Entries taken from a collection
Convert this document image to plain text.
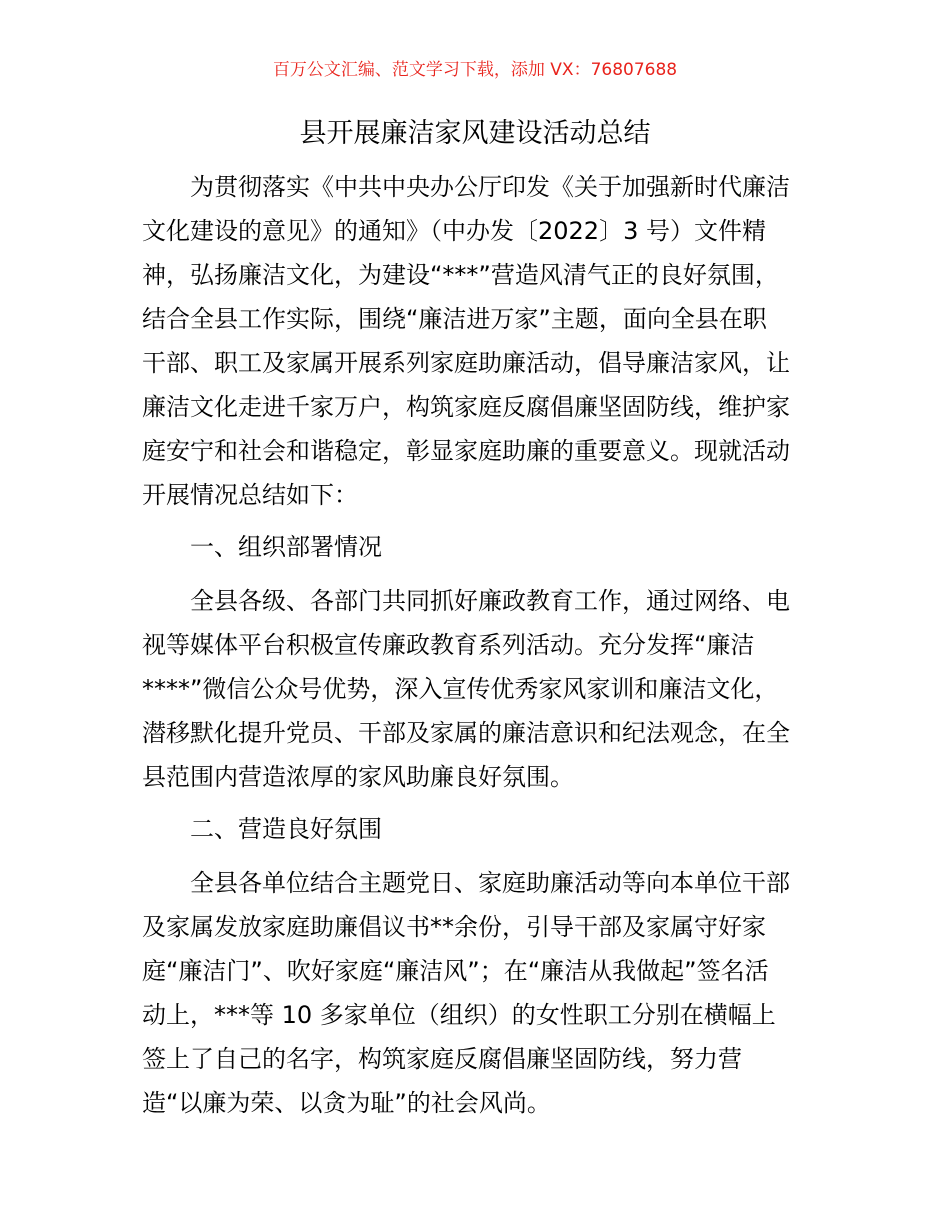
百万公文汇编、范文学习下载，添加 VX：76807688
县开展廉洁家风建设活动总结
为贯彻落实《中共中央办公厅印发《关于加强新时代廉洁
文化建设的意见》的通知》（中办发〔2022〕3 号）文件精
神，弘扬廉洁文化，为建设“***”营造风清气正的良好氛围，
结合全县工作实际，围绕“廉洁进万家”主题，面向全县在职
干部、职工及家属开展系列家庭助廉活动，倡导廉洁家风，让
廉洁文化走进千家万户，构筑家庭反腐倡廉坚固防线，维护家
庭安宁和社会和谐稳定，彰显家庭助廉的重要意义。现就活动
开展情况总结如下：
一、组织部署情况
全县各级、各部门共同抓好廉政教育工作，通过网络、电
视等媒体平台积极宣传廉政教育系列活动。充分发挥“廉洁
****”微信公众号优势，深入宣传优秀家风家训和廉洁文化，
潜移默化提升党员、干部及家属的廉洁意识和纪法观念，在全
县范围内营造浓厚的家风助廉良好氛围。
二、营造良好氛围
全县各单位结合主题党日、家庭助廉活动等向本单位干部
及家属发放家庭助廉倡议书**余份，引导干部及家属守好家
庭“廉洁门”、吹好家庭“廉洁风”；在“廉洁从我做起”签名活
动上，***等 10 多家单位（组织）的女性职工分别在横幅上
签上了自己的名字，构筑家庭反腐倡廉坚固防线，努力营
造“以廉为荣、以贪为耻”的社会风尚。
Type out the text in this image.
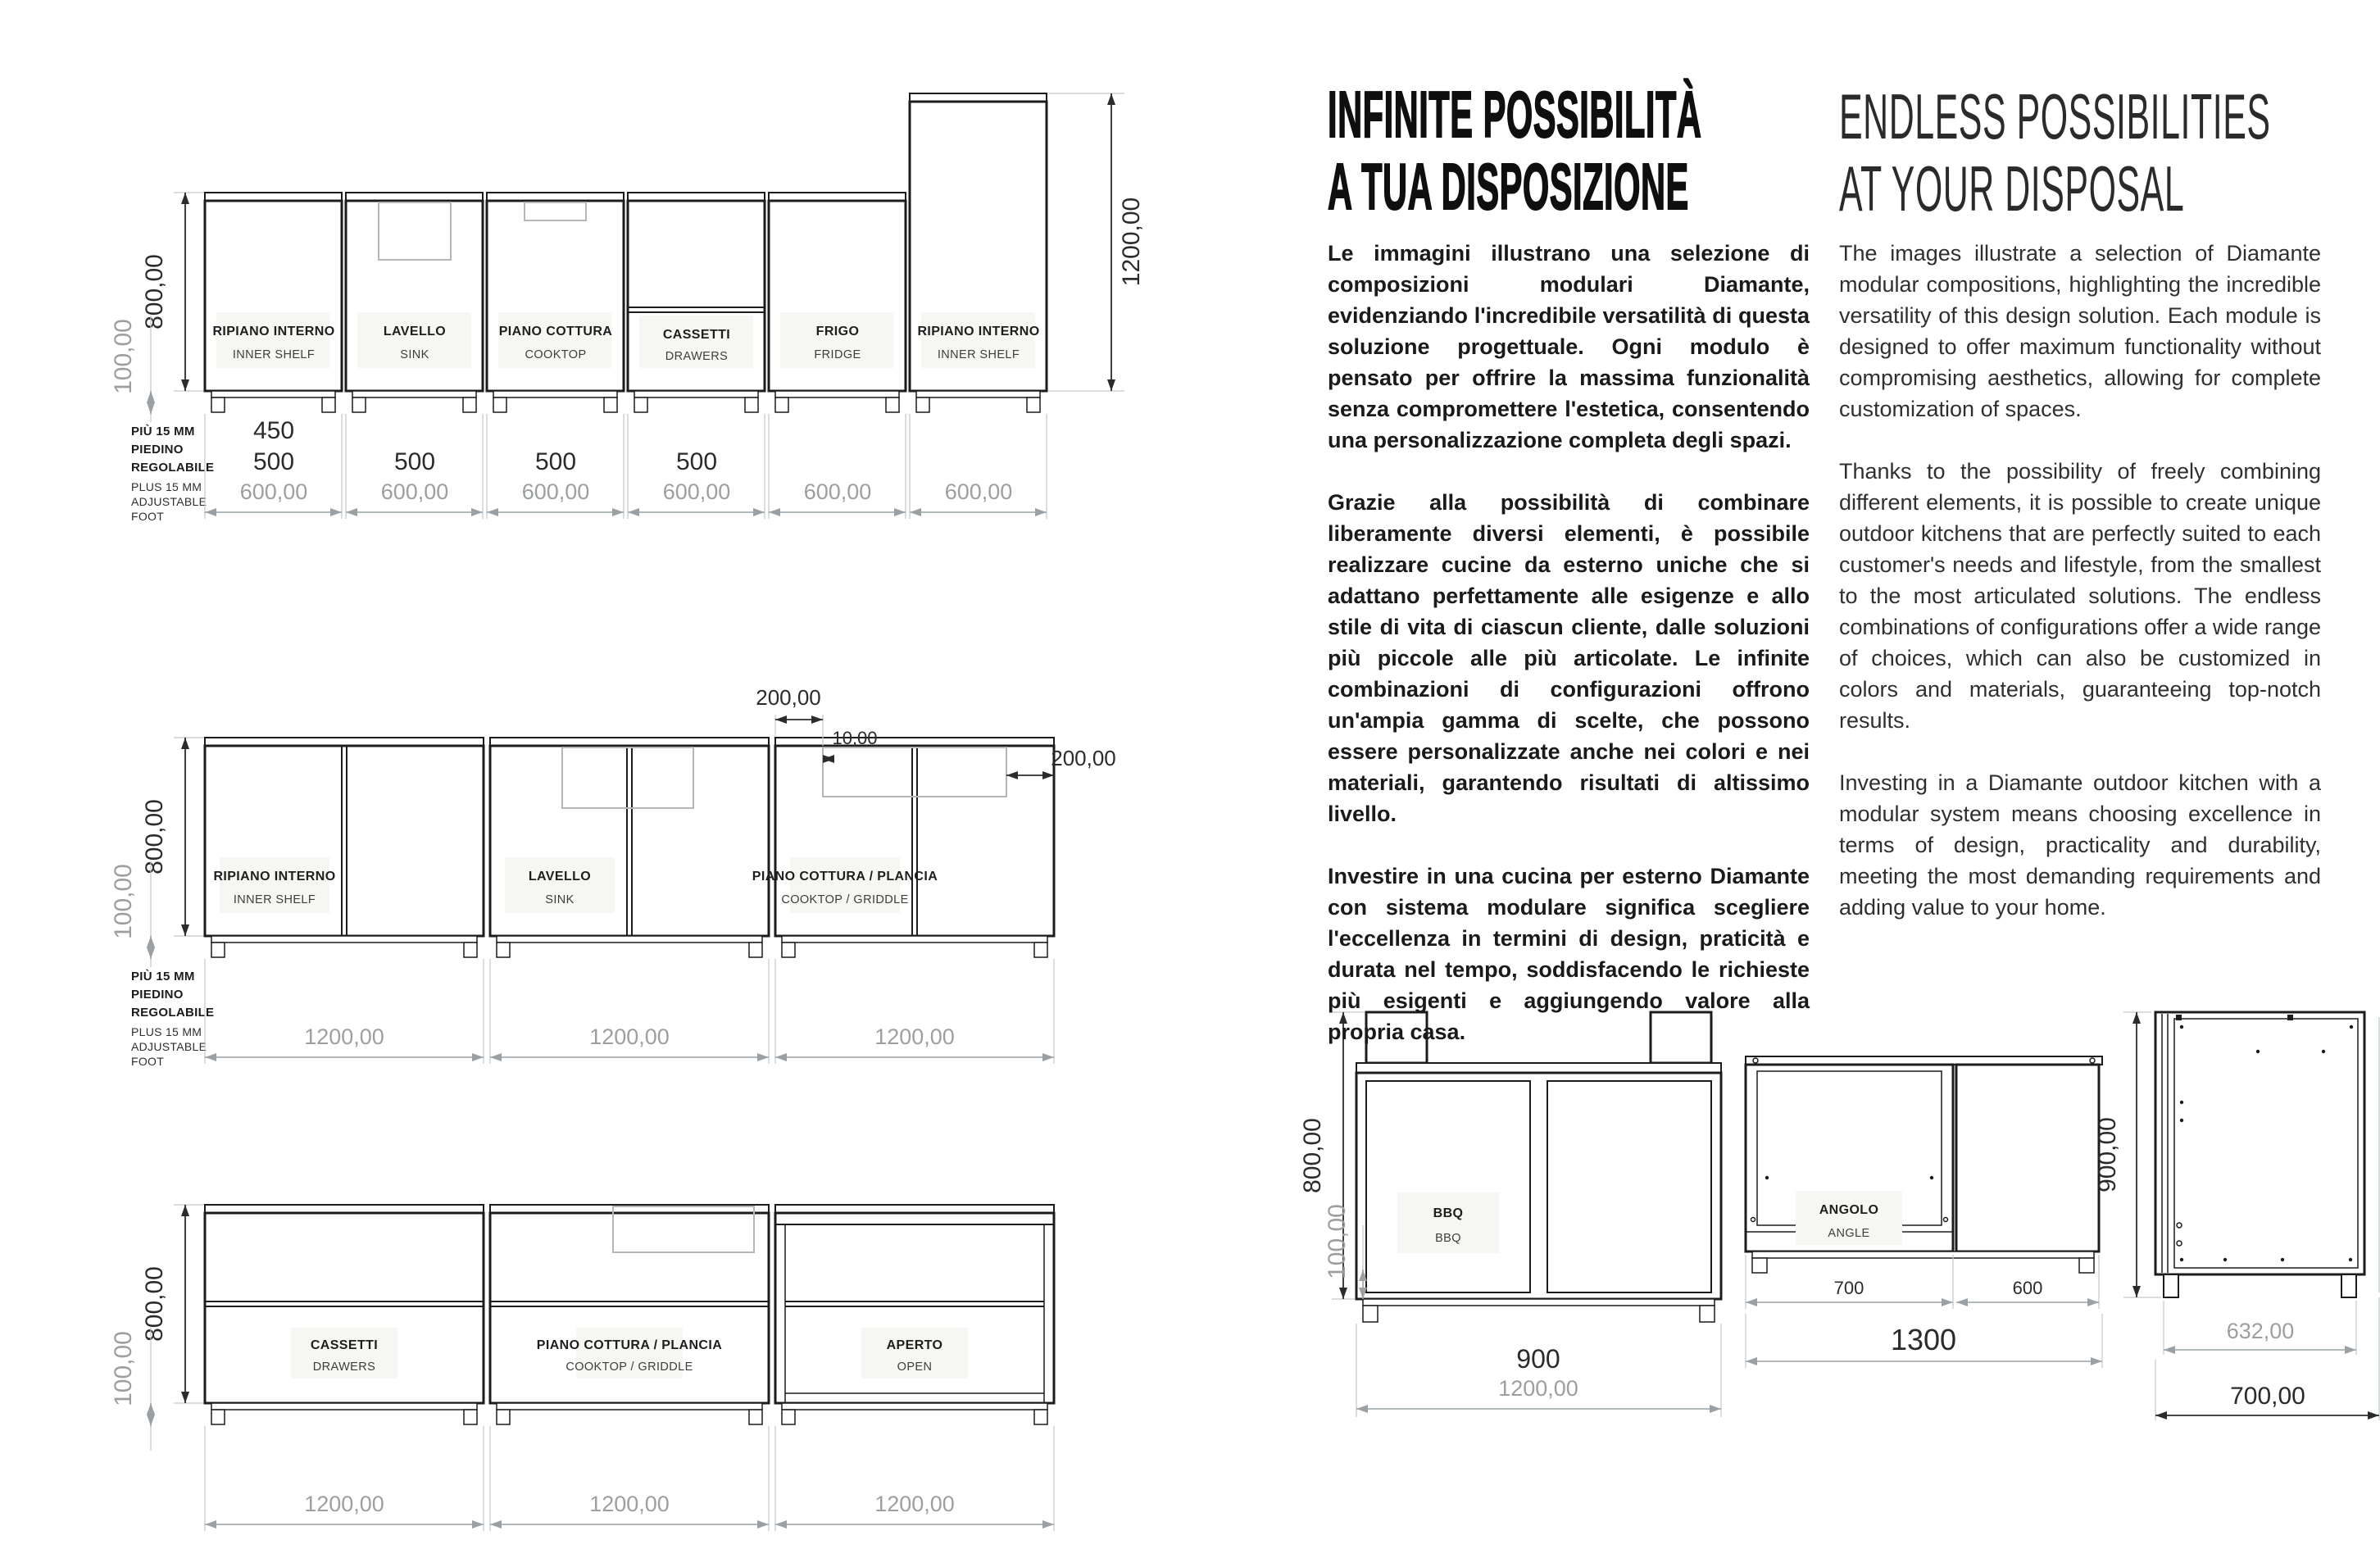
800,00
100,00	RIPIANO INTERNO
INNER SHELF
LAVELLO
SINK
PIANO COTTURA
COOKTOP
CASSETTI
DRAWERS
FRIGO
FRIDGE
RIPIANO INTERNO
INNER SHELF
1200,00
PIÙ 15 MM
PIEDINO
REGOLABILE
PLUS 15 MM
ADJUSTABLE
FOOT
450
500	500	500	500
600,00	600,00	600,00	600,00	600,00	600,00
800,00
100,00	RIPIANO INTERNO
INNER SHELF
LAVELLO
SINK
PIANO COTTURA / PLANCIA
COOKTOP / GRIDDLE
200,00
10,00
200,00
PIÙ 15 MM
PIEDINO
REGOLABILE
PLUS 15 MM
ADJUSTABLE
FOOT
1200,00	1200,00	1200,00
800,00
100,00	CASSETTI
DRAWERS
PIANO COTTURA / PLANCIA
COOKTOP / GRIDDLE
APERTO
OPEN
1200,00	1200,00	1200,00
BBQ
BBQ
800,00
100,00
900
1200,00
ANGOLO
ANGLE
700	600
1300
900,00
632,00
700,00
INFINITE POSSIBILITÀ
A TUA DISPOSIZIONE
ENDLESS POSSIBILITIES
AT YOUR DISPOSAL

Le immagini illustrano una selezione di composizioni modulari Diamante, evidenziando l'incredibile versatilità di questa soluzione progettuale. Ogni modulo è pensato per offrire la massima funzionalità senza compromettere l'estetica, consentendo una personalizzazione completa degli spazi.

Grazie alla possibilità di combinare liberamente diversi elementi, è possibile realizzare cucine da esterno uniche che si adattano perfettamente alle esigenze e allo stile di vita di ciascun cliente, dalle soluzioni più piccole alle più articolate. Le infinite combinazioni di configurazioni offrono un'ampia gamma di scelte, che possono essere personalizzate anche nei colori e nei materiali, garantendo risultati di altissimo livello.

Investire in una cucina per esterno Diamante con sistema modulare significa scegliere l'eccellenza in termini di design, praticità e durata nel tempo, soddisfacendo le richieste più esigenti e aggiungendo valore alla propria casa.

The images illustrate a selection of Diamante modular compositions, highlighting the incredible versatility of this design solution. Each module is designed to offer maximum functionality without compromising aesthetics, allowing for complete customization of spaces.

Thanks to the possibility of freely combining different elements, it is possible to create unique outdoor kitchens that are perfectly suited to each customer's needs and lifestyle, from the smallest to the most articulated solutions. The endless combinations of configurations offer a wide range of choices, which can also be customized in colors and materials, guaranteeing top-notch results.

Investing in a Diamante outdoor kitchen with a modular system means choosing excellence in terms of design, practicality and durability, meeting the most demanding requirements and adding value to your home.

» **AIM OF THE EXERCISE**:
Copy the entries exactly. Leave out the images.

» **WRITTEN RESPONSE**:
Convert this document image to plain text.
百万公文汇编、范文学习下载，添加 VX：76807688
县开展廉洁家风建设活动总结
为贯彻落实《中共中央办公厅印发《关于加强新时代廉洁
文化建设的意见》的通知》（中办发〔2022〕3 号）文件精
神，弘扬廉洁文化，为建设“***”营造风清气正的良好氛围，
结合全县工作实际，围绕“廉洁进万家”主题，面向全县在职
干部、职工及家属开展系列家庭助廉活动，倡导廉洁家风，让
廉洁文化走进千家万户，构筑家庭反腐倡廉坚固防线，维护家
庭安宁和社会和谐稳定，彰显家庭助廉的重要意义。现就活动
开展情况总结如下：
一、组织部署情况
全县各级、各部门共同抓好廉政教育工作，通过网络、电
视等媒体平台积极宣传廉政教育系列活动。充分发挥“廉洁
****”微信公众号优势，深入宣传优秀家风家训和廉洁文化，
潜移默化提升党员、干部及家属的廉洁意识和纪法观念，在全
县范围内营造浓厚的家风助廉良好氛围。
二、营造良好氛围
全县各单位结合主题党日、家庭助廉活动等向本单位干部
及家属发放家庭助廉倡议书**余份，引导干部及家属守好家
庭“廉洁门”、吹好家庭“廉洁风”；在“廉洁从我做起”签名活
动上，***等 10 多家单位（组织）的女性职工分别在横幅上
签上了自己的名字，构筑家庭反腐倡廉坚固防线，努力营
造“以廉为荣、以贪为耻”的社会风尚。
Type out the text in this image.
800,00
100,00	RIPIANO INTERNO
INNER SHELF
LAVELLO
SINK
PIANO COTTURA
COOKTOP
CASSETTI
DRAWERS
FRIGO
FRIDGE
RIPIANO INTERNO
INNER SHELF
1200,00
PIÙ 15 MM
PIEDINO
REGOLABILE
PLUS 15 MM
ADJUSTABLE
FOOT
450
500	500	500	500
600,00	600,00	600,00	600,00	600,00	600,00
800,00
100,00	RIPIANO INTERNO
INNER SHELF
LAVELLO
SINK
PIANO COTTURA / PLANCIA
COOKTOP / GRIDDLE
200,00
10,00
200,00
PIÙ 15 MM
PIEDINO
REGOLABILE
PLUS 15 MM
ADJUSTABLE
FOOT
1200,00	1200,00	1200,00
800,00
100,00	CASSETTI
DRAWERS
PIANO COTTURA / PLANCIA
COOKTOP / GRIDDLE
APERTO
OPEN
1200,00	1200,00	1200,00
BBQ
BBQ
800,00
100,00
900
1200,00
ANGOLO
ANGLE
700	600
1300
900,00
632,00
700,00
INFINITE POSSIBILITÀ
A TUA DISPOSIZIONE
ENDLESS POSSIBILITIES
AT YOUR DISPOSAL

Le immagini illustrano una selezione di composizioni modulari Diamante, evidenziando l'incredibile versatilità di questa soluzione progettuale. Ogni modulo è pensato per offrire la massima funzionalità senza compromettere l'estetica, consentendo una personalizzazione completa degli spazi.

Grazie alla possibilità di combinare liberamente diversi elementi, è possibile realizzare cucine da esterno uniche che si adattano perfettamente alle esigenze e allo stile di vita di ciascun cliente, dalle soluzioni più piccole alle più articolate. Le infinite combinazioni di configurazioni offrono un'ampia gamma di scelte, che possono essere personalizzate anche nei colori e nei materiali, garantendo risultati di altissimo livello.

Investire in una cucina per esterno Diamante con sistema modulare significa scegliere l'eccellenza in termini di design, praticità e durata nel tempo, soddisfacendo le richieste più esigenti e aggiungendo valore alla propria casa.

The images illustrate a selection of Diamante modular compositions, highlighting the incredible versatility of this design solution. Each module is designed to offer maximum functionality without compromising aesthetics, allowing for complete customization of spaces.

Thanks to the possibility of freely combining different elements, it is possible to create unique outdoor kitchens that are perfectly suited to each customer's needs and lifestyle, from the smallest to the most articulated solutions. The endless combinations of configurations offer a wide range of choices, which can also be customized in colors and materials, guaranteeing top-notch results.

Investing in a Diamante outdoor kitchen with a modular system means choosing excellence in terms of design, practicality and durability, meeting the most demanding requirements and adding value to your home.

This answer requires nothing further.